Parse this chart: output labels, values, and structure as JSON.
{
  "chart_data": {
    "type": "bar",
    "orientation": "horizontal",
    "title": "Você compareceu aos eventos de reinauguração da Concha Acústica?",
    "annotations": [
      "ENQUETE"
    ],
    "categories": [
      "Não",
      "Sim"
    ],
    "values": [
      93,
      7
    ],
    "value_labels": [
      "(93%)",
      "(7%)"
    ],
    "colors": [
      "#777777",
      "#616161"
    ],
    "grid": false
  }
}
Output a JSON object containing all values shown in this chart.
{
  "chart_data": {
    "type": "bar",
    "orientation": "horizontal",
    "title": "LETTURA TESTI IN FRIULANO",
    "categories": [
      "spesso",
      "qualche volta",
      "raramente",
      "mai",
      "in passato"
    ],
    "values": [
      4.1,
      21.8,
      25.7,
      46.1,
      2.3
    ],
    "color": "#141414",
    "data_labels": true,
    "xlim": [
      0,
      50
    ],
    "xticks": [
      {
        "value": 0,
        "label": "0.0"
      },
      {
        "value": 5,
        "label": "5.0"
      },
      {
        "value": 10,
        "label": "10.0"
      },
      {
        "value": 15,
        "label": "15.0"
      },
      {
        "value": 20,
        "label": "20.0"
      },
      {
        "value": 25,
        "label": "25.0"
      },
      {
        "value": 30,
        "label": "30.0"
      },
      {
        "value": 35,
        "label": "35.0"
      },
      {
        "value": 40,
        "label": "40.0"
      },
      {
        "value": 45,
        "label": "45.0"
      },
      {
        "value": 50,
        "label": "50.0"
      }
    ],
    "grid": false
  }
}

-*-*-

# Goal:
Each entry above is to be set down again in exactly the same words.

# Task result:
Parse this chart: output labels, values, and structure as JSON.
{
  "chart_data": {
    "type": "bar",
    "orientation": "horizontal",
    "title": "Você compareceu aos eventos de reinauguração da Concha Acústica?",
    "annotations": [
      "ENQUETE"
    ],
    "categories": [
      "Não",
      "Sim"
    ],
    "values": [
      93,
      7
    ],
    "value_labels": [
      "(93%)",
      "(7%)"
    ],
    "colors": [
      "#777777",
      "#616161"
    ],
    "grid": false
  }
}
Output a JSON object containing all values shown in this chart.
{
  "chart_data": {
    "type": "bar",
    "orientation": "horizontal",
    "title": "LETTURA TESTI IN FRIULANO",
    "categories": [
      "spesso",
      "qualche volta",
      "raramente",
      "mai",
      "in passato"
    ],
    "values": [
      4.1,
      21.8,
      25.7,
      46.1,
      2.3
    ],
    "color": "#141414",
    "data_labels": true,
    "xlim": [
      0,
      50
    ],
    "xticks": [
      {
        "value": 0,
        "label": "0.0"
      },
      {
        "value": 5,
        "label": "5.0"
      },
      {
        "value": 10,
        "label": "10.0"
      },
      {
        "value": 15,
        "label": "15.0"
      },
      {
        "value": 20,
        "label": "20.0"
      },
      {
        "value": 25,
        "label": "25.0"
      },
      {
        "value": 30,
        "label": "30.0"
      },
      {
        "value": 35,
        "label": "35.0"
      },
      {
        "value": 40,
        "label": "40.0"
      },
      {
        "value": 45,
        "label": "45.0"
      },
      {
        "value": 50,
        "label": "50.0"
      }
    ],
    "grid": false
  }
}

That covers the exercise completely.